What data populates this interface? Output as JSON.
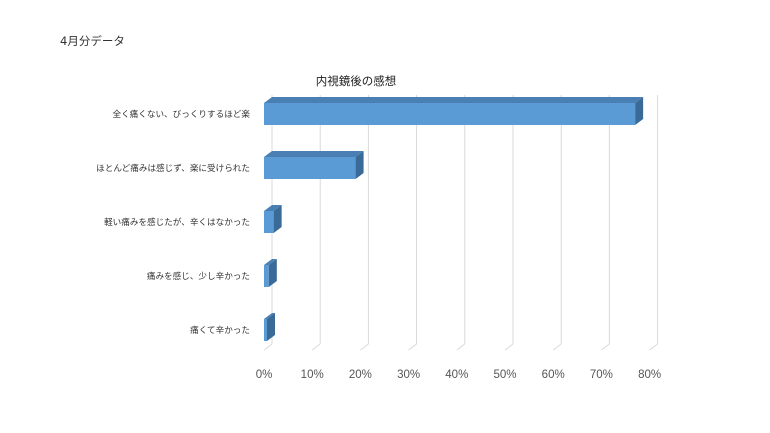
{
  "page": {
    "heading": "4月分データ"
  },
  "chart_data": {
    "type": "bar",
    "orientation": "horizontal",
    "style": "3d",
    "title": "内視鏡後の感想",
    "categories": [
      "全く痛くない、びっくりするほど楽",
      "ほとんど痛みは感じず、楽に受けられた",
      "軽い痛みを感じたが、辛くはなかった",
      "痛みを感じ、少し辛かった",
      "痛くて辛かった"
    ],
    "values": [
      77,
      19,
      2,
      1,
      0
    ],
    "value_unit": "%",
    "xlim": [
      0,
      80
    ],
    "x_ticks": [
      "0%",
      "10%",
      "20%",
      "30%",
      "40%",
      "50%",
      "60%",
      "70%",
      "80%"
    ],
    "grid": true,
    "legend": "none",
    "colors": {
      "bar_front": "#5b9bd5",
      "bar_top": "#4a7fb3",
      "bar_side": "#3a6a98",
      "grid": "#d9d9d9"
    }
  }
}
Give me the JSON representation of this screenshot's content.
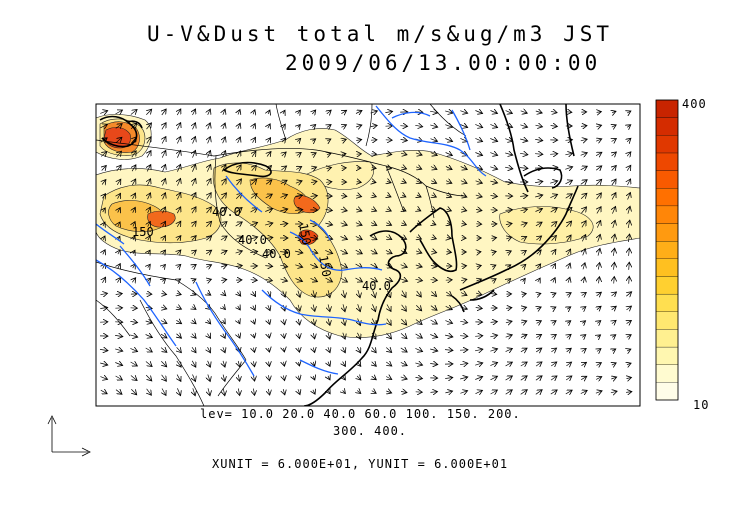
{
  "title": {
    "line1": "U-V&Dust total m/s&ug/m3 JST",
    "line2": "2009/06/13.00:00:00"
  },
  "contour_legend": {
    "line1": "lev= 10.0 20.0 40.0 60.0 100. 150. 200.",
    "line2": "300. 400."
  },
  "units_text": "XUNIT = 6.000E+01, YUNIT = 6.000E+01",
  "colorbar": {
    "max_label": "400",
    "min_label": "10",
    "levels": [
      10,
      20,
      40,
      60,
      100,
      150,
      200,
      300,
      400
    ],
    "colors": [
      "#fffde8",
      "#fffbd0",
      "#fff7b0",
      "#fff090",
      "#ffe870",
      "#ffdf50",
      "#ffd030",
      "#ffc020",
      "#ffae18",
      "#ff9a10",
      "#ff8608",
      "#ff7000",
      "#f85a00",
      "#ee4800",
      "#e03800",
      "#d42c00",
      "#c82400"
    ]
  },
  "contour_labels": [
    "40.0",
    "40.0",
    "150",
    "40.0",
    "150",
    "150",
    "40.0"
  ],
  "colors": {
    "coast": "#000000",
    "river": "#1e64ff",
    "dust_low": "#fff5b4",
    "dust_mid": "#fde07a",
    "dust_high": "#f46a1c"
  },
  "icons": [
    "wind-vector-arrow",
    "unit-reference-arrow"
  ]
}
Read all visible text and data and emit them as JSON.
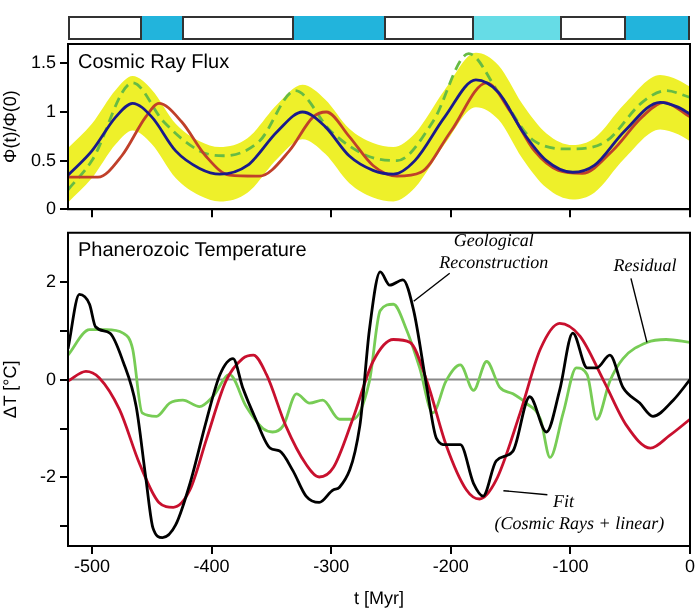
{
  "chart_data": [
    {
      "type": "line",
      "title": "Cosmic Ray Flux",
      "ylabel": "Φ(t)/Φ(0)",
      "xlim": [
        -520,
        0
      ],
      "xticks": [
        -500,
        -400,
        -300,
        -200,
        -100,
        0
      ],
      "ylim": [
        0,
        1.7
      ],
      "yticks": [
        0,
        0.5,
        1,
        1.5
      ],
      "tick_labels": "y",
      "grid": false,
      "legend": false,
      "series": [
        {
          "color": "#66bb44",
          "line_style": "dashed",
          "x": [
            -520,
            -500,
            -466,
            -440,
            -410,
            -390,
            -360,
            -330,
            -300,
            -270,
            -245,
            -215,
            -185,
            -160,
            -130,
            -100,
            -70,
            -40,
            -20,
            0
          ],
          "values": [
            0.2,
            0.5,
            1.3,
            0.9,
            0.6,
            0.55,
            0.7,
            1.22,
            0.8,
            0.55,
            0.5,
            0.9,
            1.6,
            1.2,
            0.7,
            0.62,
            0.7,
            1.1,
            1.22,
            1.15
          ]
        },
        {
          "color": "#c0402a",
          "x": [
            -520,
            -495,
            -475,
            -455,
            -444,
            -425,
            -405,
            -385,
            -360,
            -335,
            -315,
            -304,
            -285,
            -265,
            -245,
            -225,
            -200,
            -170,
            -150,
            -130,
            -110,
            -90,
            -65,
            -40,
            -22,
            0
          ],
          "values": [
            0.33,
            0.33,
            0.55,
            0.95,
            1.09,
            0.9,
            0.55,
            0.35,
            0.34,
            0.6,
            0.95,
            1.0,
            0.75,
            0.45,
            0.34,
            0.38,
            0.8,
            1.3,
            1.0,
            0.6,
            0.4,
            0.37,
            0.6,
            0.95,
            1.1,
            0.95
          ]
        },
        {
          "color": "#1a1a8c",
          "x": [
            -520,
            -500,
            -480,
            -466,
            -450,
            -430,
            -410,
            -393,
            -370,
            -345,
            -324,
            -305,
            -285,
            -265,
            -248,
            -230,
            -205,
            -179,
            -160,
            -140,
            -120,
            -98,
            -80,
            -55,
            -25,
            -10,
            0
          ],
          "values": [
            0.35,
            0.6,
            0.95,
            1.09,
            0.95,
            0.6,
            0.42,
            0.36,
            0.45,
            0.8,
            1.0,
            0.85,
            0.55,
            0.4,
            0.36,
            0.5,
            0.95,
            1.33,
            1.2,
            0.8,
            0.5,
            0.38,
            0.45,
            0.8,
            1.1,
            1.05,
            0.98
          ],
          "lower": [
            0.07,
            0.32,
            0.67,
            0.81,
            0.67,
            0.32,
            0.14,
            0.08,
            0.17,
            0.52,
            0.72,
            0.57,
            0.27,
            0.12,
            0.08,
            0.22,
            0.67,
            1.05,
            0.92,
            0.52,
            0.22,
            0.1,
            0.17,
            0.52,
            0.82,
            0.77,
            0.7
          ],
          "upper": [
            0.63,
            0.88,
            1.23,
            1.37,
            1.23,
            0.88,
            0.7,
            0.64,
            0.73,
            1.08,
            1.28,
            1.13,
            0.83,
            0.68,
            0.64,
            0.78,
            1.23,
            1.61,
            1.48,
            1.08,
            0.78,
            0.66,
            0.73,
            1.08,
            1.38,
            1.33,
            1.26
          ]
        }
      ]
    },
    {
      "type": "line",
      "title": "Phanerozoic Temperature",
      "xlabel": "t [Myr]",
      "ylabel": "ΔT [°C]",
      "xlim": [
        -520,
        0
      ],
      "xticks": [
        -500,
        -400,
        -300,
        -200,
        -100,
        0
      ],
      "ylim": [
        -3.4,
        3
      ],
      "yticks": [
        {
          "value": -3,
          "label": null
        },
        -2,
        {
          "value": -1,
          "label": null
        },
        0,
        {
          "value": 1,
          "label": null
        },
        2
      ],
      "grid": false,
      "legend": false,
      "ref_lines": [
        {
          "axis": "y",
          "value": 0,
          "color": "#888888"
        }
      ],
      "annotations": [
        {
          "text": "Geological Reconstruction",
          "x": -231,
          "y": 1.6
        },
        {
          "text": "Residual",
          "x": -36,
          "y": 0.76
        },
        {
          "text": "Fit (Cosmic Rays + linear)",
          "x": -156,
          "y": -2.27
        }
      ],
      "series": [
        {
          "color": "#77cc55",
          "x": [
            -520,
            -502,
            -488,
            -474,
            -466,
            -458,
            -446,
            -435,
            -424,
            -410,
            -399,
            -385,
            -371,
            -357,
            -349,
            -340,
            -329,
            -318,
            -307,
            -293,
            -282,
            -268,
            -259,
            -248,
            -237,
            -226,
            -215,
            -204,
            -192,
            -181,
            -170,
            -159,
            -148,
            -137,
            -125,
            -117,
            -106,
            -95,
            -86,
            -78,
            -67,
            -56,
            -36,
            -20,
            0
          ],
          "values": [
            0.5,
            1.02,
            1.02,
            0.95,
            0.63,
            -0.68,
            -0.75,
            -0.48,
            -0.42,
            -0.55,
            -0.35,
            0.1,
            -0.55,
            -1.0,
            -1.07,
            -0.94,
            -0.29,
            -0.48,
            -0.42,
            -0.81,
            -0.81,
            -0.03,
            1.41,
            1.54,
            1.02,
            0.24,
            -0.68,
            -0.03,
            0.3,
            -0.22,
            0.37,
            -0.16,
            -0.29,
            -0.48,
            -0.81,
            -1.59,
            -0.68,
            0.24,
            0.1,
            -0.81,
            -0.03,
            0.43,
            0.76,
            0.82,
            0.76
          ]
        },
        {
          "color": "#c8102e",
          "x": [
            -520,
            -505,
            -494,
            -477,
            -460,
            -444,
            -432,
            -418,
            -404,
            -388,
            -374,
            -365,
            -354,
            -338,
            -321,
            -310,
            -298,
            -282,
            -265,
            -248,
            -234,
            -220,
            -204,
            -187,
            -176,
            -162,
            -142,
            -125,
            -109,
            -92,
            -72,
            -53,
            -33,
            -17,
            0
          ],
          "values": [
            -0.03,
            0.17,
            0.04,
            -0.61,
            -1.73,
            -2.51,
            -2.61,
            -2.25,
            -1.2,
            -0.03,
            0.43,
            0.5,
            0.1,
            -0.94,
            -1.73,
            -1.99,
            -1.79,
            -0.81,
            0.37,
            0.82,
            0.76,
            -0.03,
            -1.33,
            -2.25,
            -2.44,
            -2.05,
            -0.68,
            0.63,
            1.15,
            0.89,
            -0.03,
            -0.94,
            -1.4,
            -1.14,
            -0.81
          ]
        },
        {
          "color": "#000000",
          "x": [
            -520,
            -510.5,
            -502,
            -497,
            -485,
            -474,
            -463,
            -455,
            -449,
            -441,
            -430,
            -418,
            -404,
            -393,
            -382,
            -374,
            -363,
            -351,
            -343,
            -332,
            -321,
            -310,
            -298,
            -293,
            -276,
            -268,
            -259,
            -251,
            -240,
            -231,
            -220,
            -212,
            -204,
            -192,
            -181,
            -173,
            -162,
            -148,
            -134,
            -120,
            -109,
            -98,
            -86,
            -78,
            -67,
            -56,
            -42,
            -31,
            -14,
            0
          ],
          "values": [
            0.63,
            1.74,
            1.54,
            1.08,
            0.95,
            0.37,
            -0.55,
            -2.0,
            -3.03,
            -3.23,
            -2.97,
            -2.12,
            -0.81,
            0.1,
            0.43,
            -0.16,
            -0.81,
            -1.4,
            -1.46,
            -1.86,
            -2.38,
            -2.51,
            -2.25,
            -2.2,
            -0.94,
            1.02,
            2.2,
            1.93,
            2.04,
            1.41,
            -0.16,
            -1.2,
            -1.33,
            -1.33,
            -2.12,
            -2.38,
            -1.66,
            -1.46,
            -0.35,
            -1.07,
            -0.22,
            0.95,
            0.24,
            0.24,
            0.5,
            -0.16,
            -0.48,
            -0.75,
            -0.42,
            0
          ]
        }
      ]
    }
  ]
}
= = =
*Short task:*
Find the word "grid" in the entries above and gather every line that holds it.

*Finished exercise:*
    "grid": true,
      "grid": "#d9d9d9"
      "grid": false,
      "grid": false,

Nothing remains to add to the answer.